(Stored data entries)
--- START ---
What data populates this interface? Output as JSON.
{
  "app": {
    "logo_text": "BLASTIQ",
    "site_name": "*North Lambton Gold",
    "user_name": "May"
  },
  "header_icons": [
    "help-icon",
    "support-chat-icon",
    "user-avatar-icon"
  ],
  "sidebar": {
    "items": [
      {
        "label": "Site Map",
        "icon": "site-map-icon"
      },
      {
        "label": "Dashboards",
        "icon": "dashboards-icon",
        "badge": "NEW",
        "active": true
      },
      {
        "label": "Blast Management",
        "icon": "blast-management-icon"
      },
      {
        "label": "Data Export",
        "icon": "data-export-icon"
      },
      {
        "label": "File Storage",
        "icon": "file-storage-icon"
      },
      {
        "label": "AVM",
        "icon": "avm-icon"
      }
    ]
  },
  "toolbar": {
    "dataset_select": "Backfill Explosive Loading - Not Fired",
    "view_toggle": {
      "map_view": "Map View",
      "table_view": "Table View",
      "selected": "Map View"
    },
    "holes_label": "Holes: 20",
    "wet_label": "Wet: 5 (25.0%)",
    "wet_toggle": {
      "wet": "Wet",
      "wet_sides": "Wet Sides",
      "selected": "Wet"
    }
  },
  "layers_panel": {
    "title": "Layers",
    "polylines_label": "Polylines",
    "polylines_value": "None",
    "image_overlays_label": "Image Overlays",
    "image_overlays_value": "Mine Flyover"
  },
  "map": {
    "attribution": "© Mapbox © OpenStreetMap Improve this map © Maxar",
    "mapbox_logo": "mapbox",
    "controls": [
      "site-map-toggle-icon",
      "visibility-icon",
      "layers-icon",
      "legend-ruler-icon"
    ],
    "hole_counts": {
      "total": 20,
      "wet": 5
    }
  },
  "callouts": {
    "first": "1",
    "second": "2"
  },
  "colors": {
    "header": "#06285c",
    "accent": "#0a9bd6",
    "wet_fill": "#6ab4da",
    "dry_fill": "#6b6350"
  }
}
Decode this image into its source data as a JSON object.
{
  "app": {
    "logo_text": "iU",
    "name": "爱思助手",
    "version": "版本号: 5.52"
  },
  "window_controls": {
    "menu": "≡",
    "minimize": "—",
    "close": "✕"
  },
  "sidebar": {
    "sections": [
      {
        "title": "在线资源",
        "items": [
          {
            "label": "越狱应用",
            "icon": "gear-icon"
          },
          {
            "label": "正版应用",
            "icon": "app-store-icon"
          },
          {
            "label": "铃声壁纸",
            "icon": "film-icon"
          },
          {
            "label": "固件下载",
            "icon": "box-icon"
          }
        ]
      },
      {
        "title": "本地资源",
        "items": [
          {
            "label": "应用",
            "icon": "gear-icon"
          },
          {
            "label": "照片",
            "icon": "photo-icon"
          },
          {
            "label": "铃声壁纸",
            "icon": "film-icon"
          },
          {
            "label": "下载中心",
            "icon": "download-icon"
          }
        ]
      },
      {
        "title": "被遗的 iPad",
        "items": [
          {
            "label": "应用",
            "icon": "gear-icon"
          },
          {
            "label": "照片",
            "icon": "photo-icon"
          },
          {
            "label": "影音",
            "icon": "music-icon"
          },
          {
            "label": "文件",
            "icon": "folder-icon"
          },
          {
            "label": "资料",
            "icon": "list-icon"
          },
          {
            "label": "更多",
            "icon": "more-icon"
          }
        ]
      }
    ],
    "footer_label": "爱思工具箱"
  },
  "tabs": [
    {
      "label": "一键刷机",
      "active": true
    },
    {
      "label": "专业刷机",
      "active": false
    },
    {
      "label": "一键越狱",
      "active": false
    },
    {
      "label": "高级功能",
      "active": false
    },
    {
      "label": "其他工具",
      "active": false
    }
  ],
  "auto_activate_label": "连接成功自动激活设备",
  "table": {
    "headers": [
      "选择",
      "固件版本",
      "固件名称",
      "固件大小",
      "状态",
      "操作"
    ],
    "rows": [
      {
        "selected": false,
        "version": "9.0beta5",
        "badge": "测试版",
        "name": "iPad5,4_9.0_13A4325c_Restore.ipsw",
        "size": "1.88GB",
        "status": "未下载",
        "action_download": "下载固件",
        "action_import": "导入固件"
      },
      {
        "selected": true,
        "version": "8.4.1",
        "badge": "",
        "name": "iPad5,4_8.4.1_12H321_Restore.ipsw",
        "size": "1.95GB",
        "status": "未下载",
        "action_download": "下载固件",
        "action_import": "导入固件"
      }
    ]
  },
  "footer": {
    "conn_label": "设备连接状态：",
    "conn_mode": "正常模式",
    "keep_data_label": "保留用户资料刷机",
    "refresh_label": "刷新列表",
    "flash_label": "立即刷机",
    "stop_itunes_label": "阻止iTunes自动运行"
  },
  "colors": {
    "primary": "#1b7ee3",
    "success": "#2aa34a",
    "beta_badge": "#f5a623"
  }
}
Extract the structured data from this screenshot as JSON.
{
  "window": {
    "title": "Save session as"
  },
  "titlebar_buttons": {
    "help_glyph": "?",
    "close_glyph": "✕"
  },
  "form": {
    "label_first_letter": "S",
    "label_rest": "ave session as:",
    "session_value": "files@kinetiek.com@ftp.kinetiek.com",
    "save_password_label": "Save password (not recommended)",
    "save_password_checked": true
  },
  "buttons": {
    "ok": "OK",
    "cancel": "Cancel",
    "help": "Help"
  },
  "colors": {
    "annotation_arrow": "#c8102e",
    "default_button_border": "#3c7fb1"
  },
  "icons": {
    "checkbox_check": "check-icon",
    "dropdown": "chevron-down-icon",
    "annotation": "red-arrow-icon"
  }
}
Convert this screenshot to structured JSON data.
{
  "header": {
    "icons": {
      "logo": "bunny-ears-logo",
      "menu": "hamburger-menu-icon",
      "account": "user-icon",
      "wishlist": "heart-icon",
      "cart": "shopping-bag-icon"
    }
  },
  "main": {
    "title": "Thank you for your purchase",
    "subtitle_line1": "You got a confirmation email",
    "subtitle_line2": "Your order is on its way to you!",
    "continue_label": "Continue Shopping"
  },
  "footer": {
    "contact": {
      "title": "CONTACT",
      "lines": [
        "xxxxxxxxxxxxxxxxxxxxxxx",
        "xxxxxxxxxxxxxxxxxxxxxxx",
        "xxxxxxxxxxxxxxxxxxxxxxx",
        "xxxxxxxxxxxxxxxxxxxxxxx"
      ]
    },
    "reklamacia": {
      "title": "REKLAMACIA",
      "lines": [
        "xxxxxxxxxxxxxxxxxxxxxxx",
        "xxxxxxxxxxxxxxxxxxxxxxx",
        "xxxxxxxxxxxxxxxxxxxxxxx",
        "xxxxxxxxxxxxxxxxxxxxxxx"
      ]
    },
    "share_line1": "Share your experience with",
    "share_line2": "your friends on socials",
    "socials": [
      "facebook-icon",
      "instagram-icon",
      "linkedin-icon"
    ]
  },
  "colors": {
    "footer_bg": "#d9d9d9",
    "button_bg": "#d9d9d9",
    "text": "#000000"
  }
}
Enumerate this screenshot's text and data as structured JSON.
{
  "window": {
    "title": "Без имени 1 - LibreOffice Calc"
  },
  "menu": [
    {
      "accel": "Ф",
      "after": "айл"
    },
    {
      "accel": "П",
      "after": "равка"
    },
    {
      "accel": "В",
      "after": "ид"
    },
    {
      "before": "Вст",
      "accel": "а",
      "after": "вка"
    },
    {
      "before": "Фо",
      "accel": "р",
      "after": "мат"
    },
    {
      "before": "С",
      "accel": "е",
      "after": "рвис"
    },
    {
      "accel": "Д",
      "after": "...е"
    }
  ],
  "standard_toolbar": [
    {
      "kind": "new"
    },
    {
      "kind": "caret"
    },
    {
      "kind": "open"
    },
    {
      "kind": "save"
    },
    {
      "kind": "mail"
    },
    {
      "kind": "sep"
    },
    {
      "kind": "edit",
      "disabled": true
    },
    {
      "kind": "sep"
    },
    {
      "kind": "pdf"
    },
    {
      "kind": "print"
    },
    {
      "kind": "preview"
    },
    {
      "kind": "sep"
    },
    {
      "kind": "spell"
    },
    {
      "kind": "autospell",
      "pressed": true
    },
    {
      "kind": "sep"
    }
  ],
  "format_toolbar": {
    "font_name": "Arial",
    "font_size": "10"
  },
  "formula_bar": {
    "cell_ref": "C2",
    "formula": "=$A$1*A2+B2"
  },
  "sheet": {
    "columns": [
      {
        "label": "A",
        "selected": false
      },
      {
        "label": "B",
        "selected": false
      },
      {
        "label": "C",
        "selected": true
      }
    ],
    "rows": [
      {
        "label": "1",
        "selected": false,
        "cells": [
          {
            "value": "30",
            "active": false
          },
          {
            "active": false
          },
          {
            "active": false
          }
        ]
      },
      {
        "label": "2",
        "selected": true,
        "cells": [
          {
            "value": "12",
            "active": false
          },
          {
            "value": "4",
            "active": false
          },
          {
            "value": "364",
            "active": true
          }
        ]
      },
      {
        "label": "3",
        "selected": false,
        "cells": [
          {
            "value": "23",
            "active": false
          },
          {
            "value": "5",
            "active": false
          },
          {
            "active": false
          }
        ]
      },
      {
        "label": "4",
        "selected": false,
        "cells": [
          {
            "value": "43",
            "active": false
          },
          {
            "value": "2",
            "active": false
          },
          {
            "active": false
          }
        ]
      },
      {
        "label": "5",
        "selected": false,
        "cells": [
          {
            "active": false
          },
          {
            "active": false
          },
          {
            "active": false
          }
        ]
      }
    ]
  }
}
--- END ---
### [What the task asks]
Reproduce each line from the records that contains the word "ipsw".

### [Solution for this exercise]
        "name": "iPad5,4_9.0_13A4325c_Restore.ipsw",
        "name": "iPad5,4_8.4.1_12H321_Restore.ipsw",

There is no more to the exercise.